Saved entries

■ ■ ■ ■

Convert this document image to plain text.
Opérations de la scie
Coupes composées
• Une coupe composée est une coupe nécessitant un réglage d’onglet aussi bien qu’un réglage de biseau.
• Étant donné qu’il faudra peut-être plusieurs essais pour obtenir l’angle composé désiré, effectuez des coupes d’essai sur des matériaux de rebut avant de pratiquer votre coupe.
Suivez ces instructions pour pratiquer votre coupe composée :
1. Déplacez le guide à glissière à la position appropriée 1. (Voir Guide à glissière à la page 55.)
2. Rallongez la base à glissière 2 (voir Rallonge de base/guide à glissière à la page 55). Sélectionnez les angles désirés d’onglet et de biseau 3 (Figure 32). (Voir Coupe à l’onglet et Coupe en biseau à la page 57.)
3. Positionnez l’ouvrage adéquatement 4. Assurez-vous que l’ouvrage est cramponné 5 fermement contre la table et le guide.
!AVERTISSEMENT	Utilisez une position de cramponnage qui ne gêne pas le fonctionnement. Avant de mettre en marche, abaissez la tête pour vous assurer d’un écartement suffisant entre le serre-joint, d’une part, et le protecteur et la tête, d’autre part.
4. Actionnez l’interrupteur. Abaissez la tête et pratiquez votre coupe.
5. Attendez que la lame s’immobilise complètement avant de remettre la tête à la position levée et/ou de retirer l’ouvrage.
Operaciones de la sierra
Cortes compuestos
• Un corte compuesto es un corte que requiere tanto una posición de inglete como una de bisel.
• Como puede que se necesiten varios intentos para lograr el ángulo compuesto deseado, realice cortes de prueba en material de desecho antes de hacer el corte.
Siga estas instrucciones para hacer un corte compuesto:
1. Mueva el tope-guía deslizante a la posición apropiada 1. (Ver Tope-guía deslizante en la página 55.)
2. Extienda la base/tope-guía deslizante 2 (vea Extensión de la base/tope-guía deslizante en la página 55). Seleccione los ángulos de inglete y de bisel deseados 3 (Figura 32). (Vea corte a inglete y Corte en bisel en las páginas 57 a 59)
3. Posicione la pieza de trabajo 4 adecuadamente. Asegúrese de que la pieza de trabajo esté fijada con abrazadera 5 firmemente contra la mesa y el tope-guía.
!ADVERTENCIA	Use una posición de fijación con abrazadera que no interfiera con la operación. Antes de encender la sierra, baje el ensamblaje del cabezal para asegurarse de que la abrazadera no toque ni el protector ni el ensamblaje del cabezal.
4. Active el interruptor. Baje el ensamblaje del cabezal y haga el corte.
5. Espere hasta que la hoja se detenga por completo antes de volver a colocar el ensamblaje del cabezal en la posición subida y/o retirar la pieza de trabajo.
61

■ ■ ■ ■

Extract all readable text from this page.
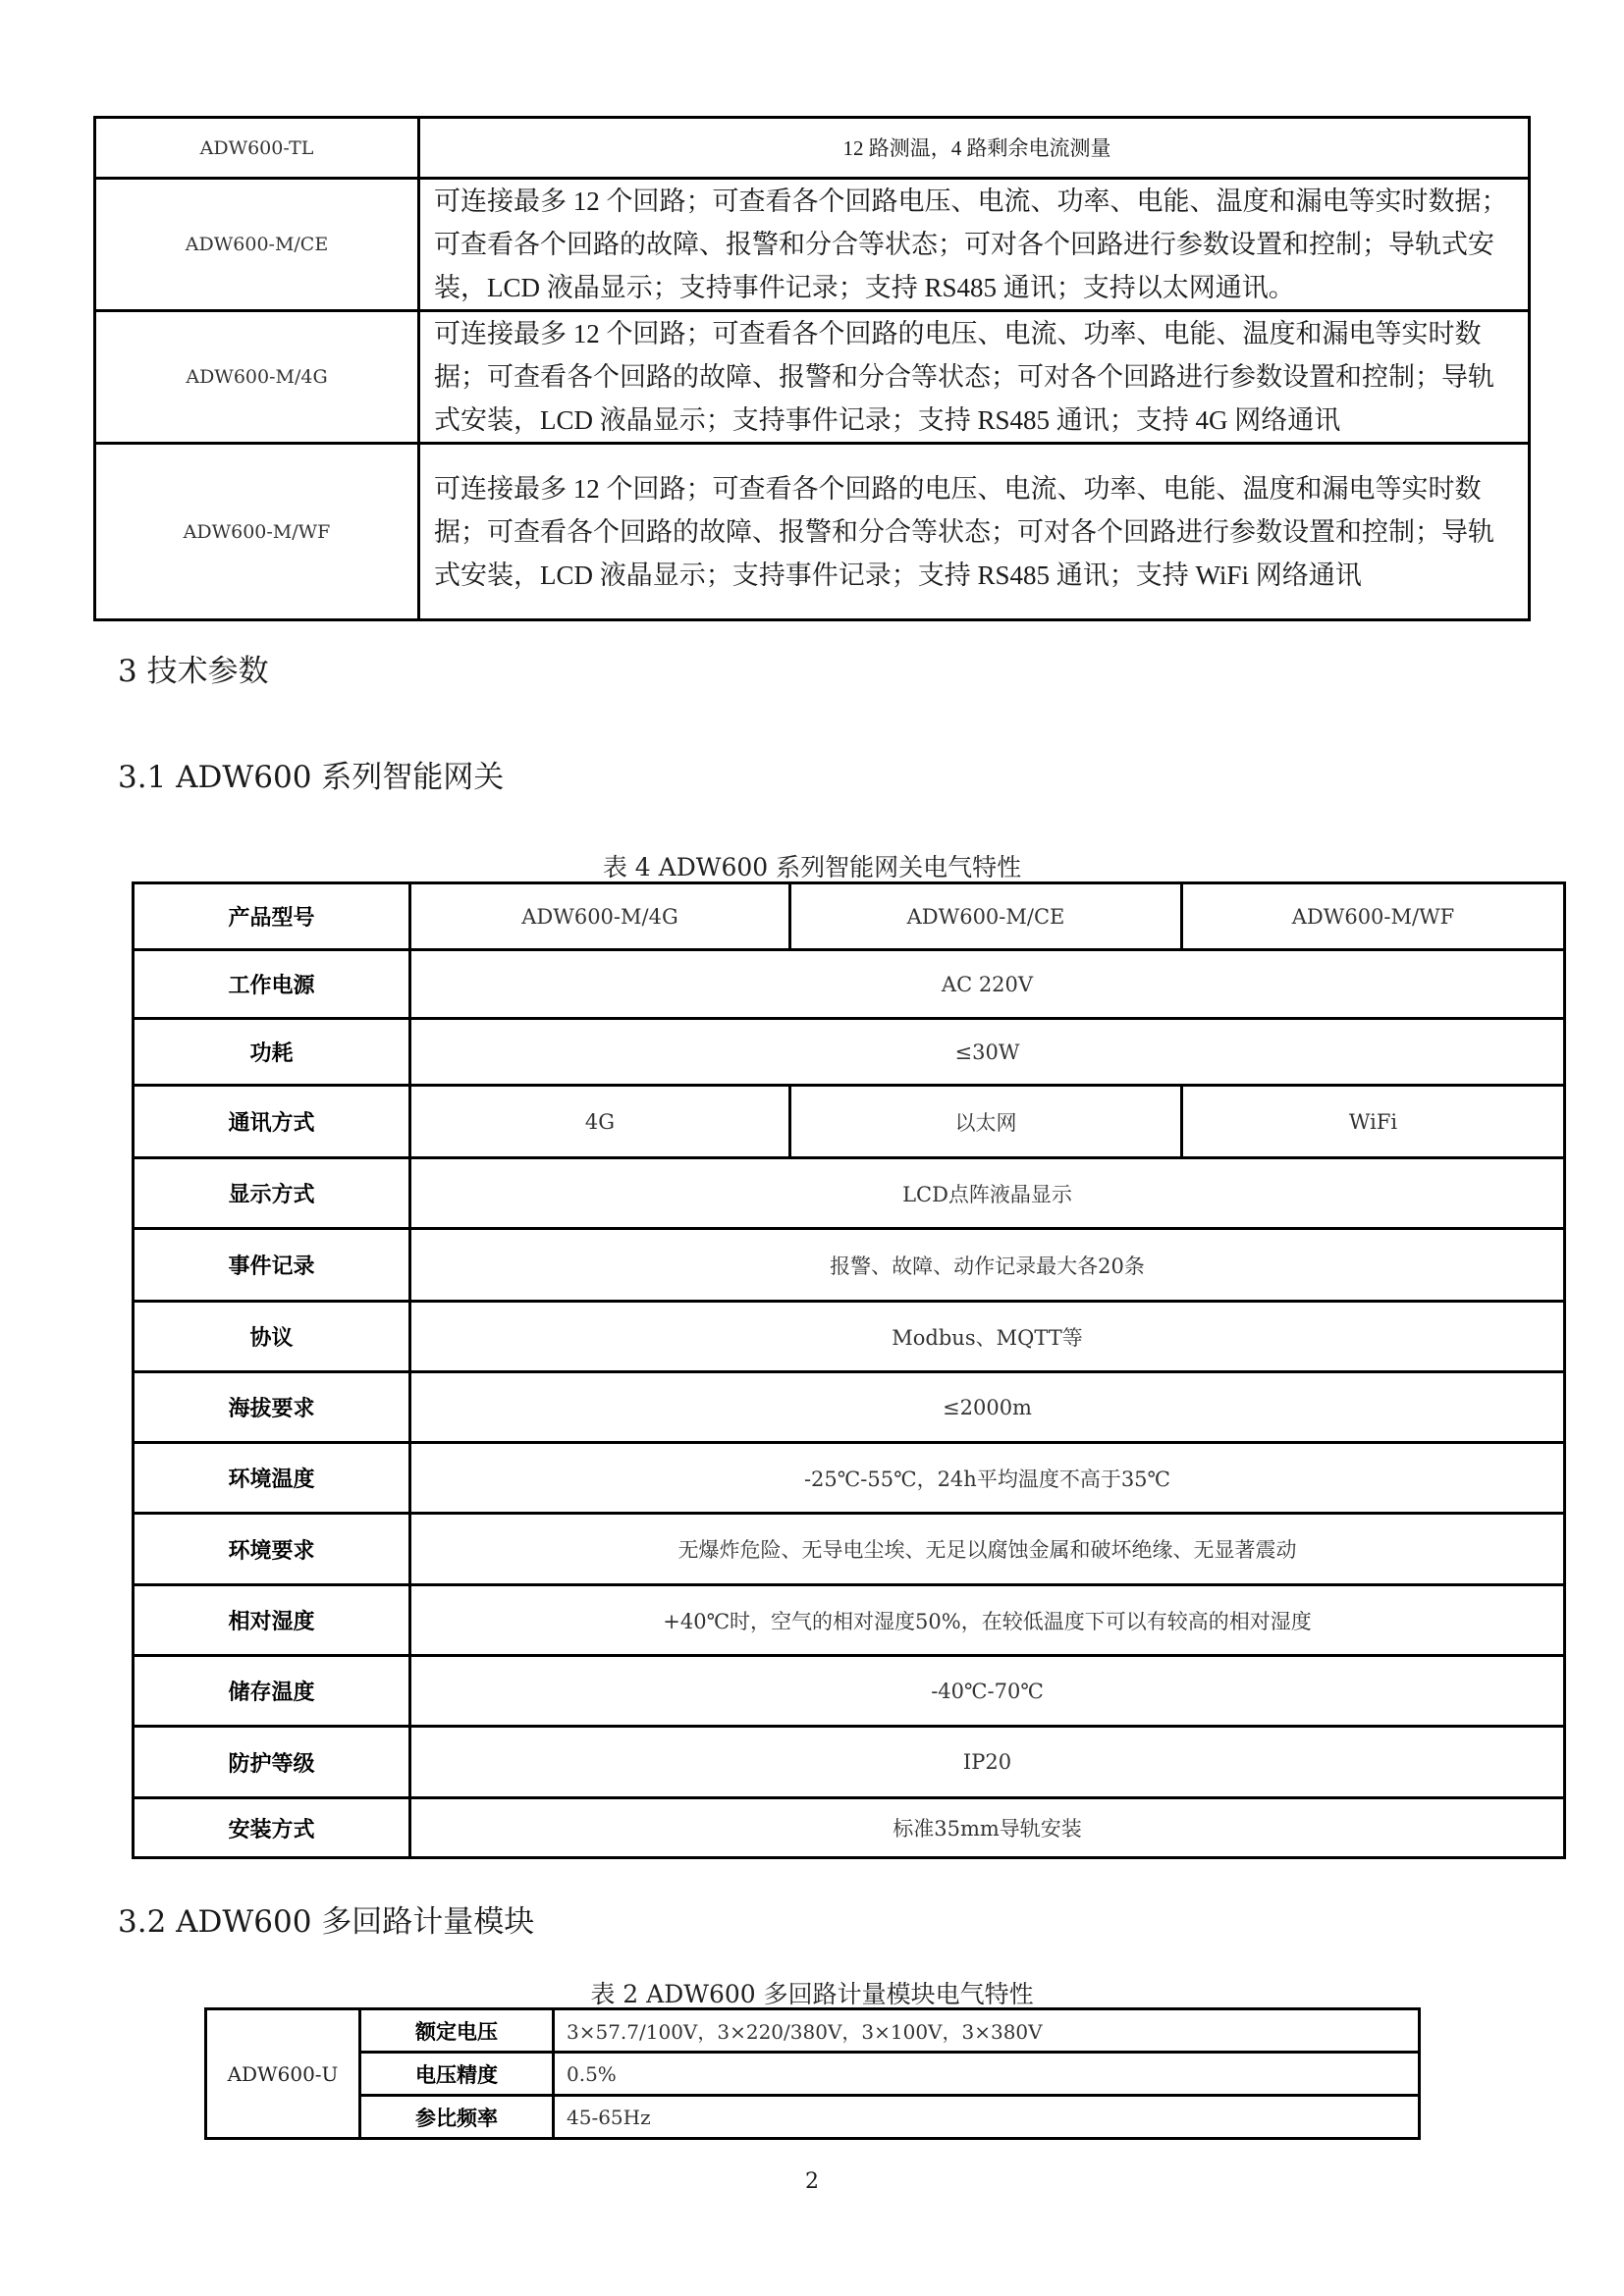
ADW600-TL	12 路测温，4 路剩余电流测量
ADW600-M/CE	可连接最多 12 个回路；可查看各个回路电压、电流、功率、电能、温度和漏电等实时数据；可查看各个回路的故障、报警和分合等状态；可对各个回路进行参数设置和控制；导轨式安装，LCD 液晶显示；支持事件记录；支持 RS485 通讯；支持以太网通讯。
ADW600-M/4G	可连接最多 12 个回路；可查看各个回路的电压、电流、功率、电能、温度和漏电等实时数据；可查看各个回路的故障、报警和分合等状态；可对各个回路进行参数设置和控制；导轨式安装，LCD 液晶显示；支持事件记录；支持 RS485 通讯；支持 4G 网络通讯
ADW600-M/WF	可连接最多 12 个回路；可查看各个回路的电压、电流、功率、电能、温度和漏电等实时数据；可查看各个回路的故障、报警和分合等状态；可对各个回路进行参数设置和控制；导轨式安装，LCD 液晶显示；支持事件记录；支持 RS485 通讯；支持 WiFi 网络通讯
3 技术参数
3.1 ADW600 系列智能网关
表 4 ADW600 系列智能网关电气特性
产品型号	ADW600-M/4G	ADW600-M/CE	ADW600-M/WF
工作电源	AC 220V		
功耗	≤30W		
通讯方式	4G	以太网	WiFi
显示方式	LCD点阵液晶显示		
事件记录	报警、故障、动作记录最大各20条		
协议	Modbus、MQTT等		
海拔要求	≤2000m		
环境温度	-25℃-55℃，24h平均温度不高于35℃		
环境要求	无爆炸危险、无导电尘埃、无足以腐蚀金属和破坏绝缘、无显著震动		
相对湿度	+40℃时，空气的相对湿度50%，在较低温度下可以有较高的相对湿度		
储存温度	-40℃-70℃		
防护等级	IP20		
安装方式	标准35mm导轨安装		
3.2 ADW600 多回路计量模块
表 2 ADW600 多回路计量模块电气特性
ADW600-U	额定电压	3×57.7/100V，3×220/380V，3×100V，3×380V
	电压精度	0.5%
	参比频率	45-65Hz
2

■ ■ ■ ■

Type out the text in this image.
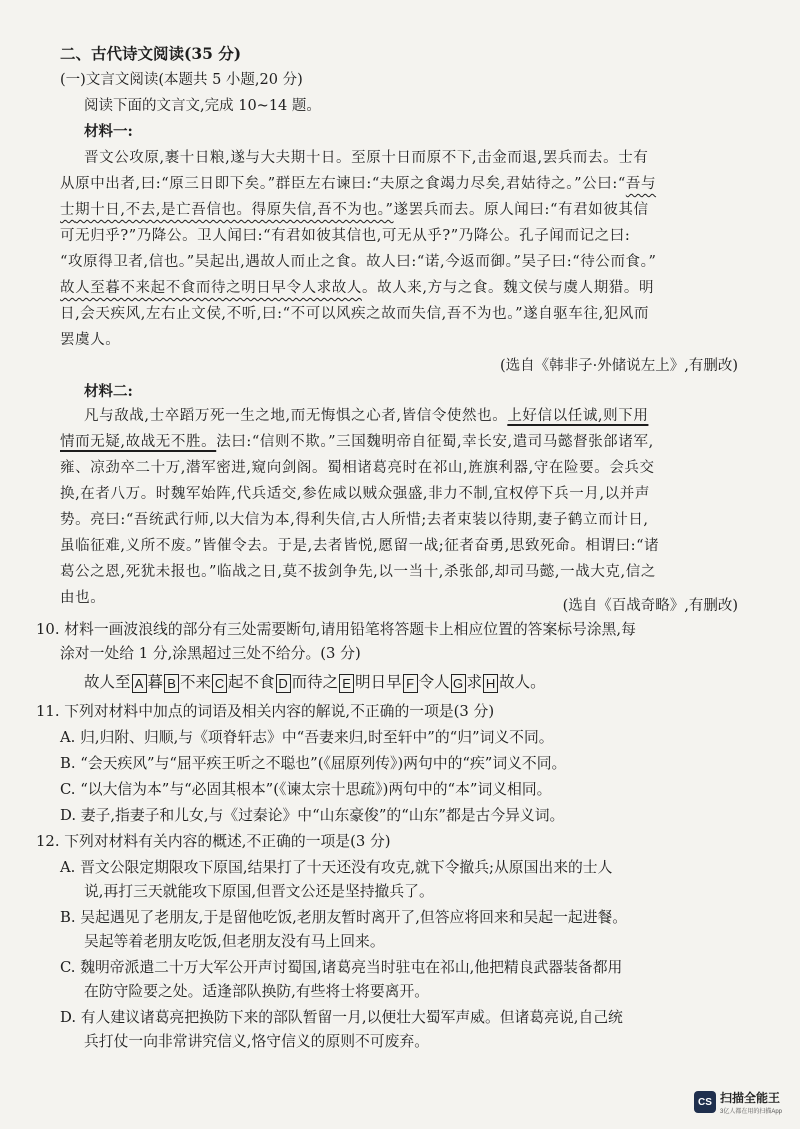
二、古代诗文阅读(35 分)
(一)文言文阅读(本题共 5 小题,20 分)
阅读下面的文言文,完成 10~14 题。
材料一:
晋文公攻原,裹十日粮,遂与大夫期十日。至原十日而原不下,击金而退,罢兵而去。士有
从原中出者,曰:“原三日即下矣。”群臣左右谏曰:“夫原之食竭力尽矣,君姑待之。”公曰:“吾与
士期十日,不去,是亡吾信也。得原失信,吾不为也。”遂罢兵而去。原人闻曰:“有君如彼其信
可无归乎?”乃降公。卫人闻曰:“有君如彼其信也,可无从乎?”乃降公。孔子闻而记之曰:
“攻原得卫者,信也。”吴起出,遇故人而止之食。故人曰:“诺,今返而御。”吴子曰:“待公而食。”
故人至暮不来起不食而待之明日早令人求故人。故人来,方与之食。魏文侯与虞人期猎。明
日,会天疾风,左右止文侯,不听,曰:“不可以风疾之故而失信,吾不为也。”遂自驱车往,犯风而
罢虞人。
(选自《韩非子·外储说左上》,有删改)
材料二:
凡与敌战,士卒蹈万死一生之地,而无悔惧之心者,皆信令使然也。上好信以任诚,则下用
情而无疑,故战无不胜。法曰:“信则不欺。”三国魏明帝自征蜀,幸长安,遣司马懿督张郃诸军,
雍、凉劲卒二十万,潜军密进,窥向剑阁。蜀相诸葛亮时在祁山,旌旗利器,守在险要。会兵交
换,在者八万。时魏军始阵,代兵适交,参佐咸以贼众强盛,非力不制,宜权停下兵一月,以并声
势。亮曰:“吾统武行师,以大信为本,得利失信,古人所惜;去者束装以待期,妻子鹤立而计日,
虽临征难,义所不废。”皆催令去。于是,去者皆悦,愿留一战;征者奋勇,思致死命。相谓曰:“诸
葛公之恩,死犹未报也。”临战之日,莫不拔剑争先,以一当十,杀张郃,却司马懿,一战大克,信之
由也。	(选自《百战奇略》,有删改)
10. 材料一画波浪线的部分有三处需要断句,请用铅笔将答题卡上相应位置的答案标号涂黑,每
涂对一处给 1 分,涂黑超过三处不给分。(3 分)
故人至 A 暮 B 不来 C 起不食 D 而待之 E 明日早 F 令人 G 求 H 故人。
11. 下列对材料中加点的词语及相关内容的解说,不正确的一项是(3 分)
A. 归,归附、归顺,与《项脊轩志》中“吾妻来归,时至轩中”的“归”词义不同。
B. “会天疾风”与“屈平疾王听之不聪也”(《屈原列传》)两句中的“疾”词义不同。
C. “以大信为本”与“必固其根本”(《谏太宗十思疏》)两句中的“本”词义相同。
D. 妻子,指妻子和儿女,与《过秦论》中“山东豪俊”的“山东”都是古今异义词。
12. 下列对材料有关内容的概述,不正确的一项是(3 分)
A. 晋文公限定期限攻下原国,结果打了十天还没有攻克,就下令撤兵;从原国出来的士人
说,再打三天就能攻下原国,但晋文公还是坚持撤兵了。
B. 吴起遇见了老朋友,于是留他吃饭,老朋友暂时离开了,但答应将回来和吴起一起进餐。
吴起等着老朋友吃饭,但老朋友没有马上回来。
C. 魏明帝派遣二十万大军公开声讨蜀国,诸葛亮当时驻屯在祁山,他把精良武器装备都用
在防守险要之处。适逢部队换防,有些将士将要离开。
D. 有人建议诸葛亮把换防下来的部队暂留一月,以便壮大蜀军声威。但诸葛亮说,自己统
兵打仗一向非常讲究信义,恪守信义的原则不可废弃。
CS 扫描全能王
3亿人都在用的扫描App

■ ■ ■ ■

## GIVEN INSTRUCTION
Return each line that includes "page".

## FULL RESPONSE
1. Déplacez le guide à glissière à la position appropriée 1. (Voir Guide à glissière à la page 55.)
2. Rallongez la base à glissière 2 (voir Rallonge de base/guide à glissière à la page 55). Sélectionnez les angles désirés d’onglet et de biseau 3 (Figure 32). (Voir Coupe à l’onglet et Coupe en biseau à la page 57.)
Extract all readable text from this page.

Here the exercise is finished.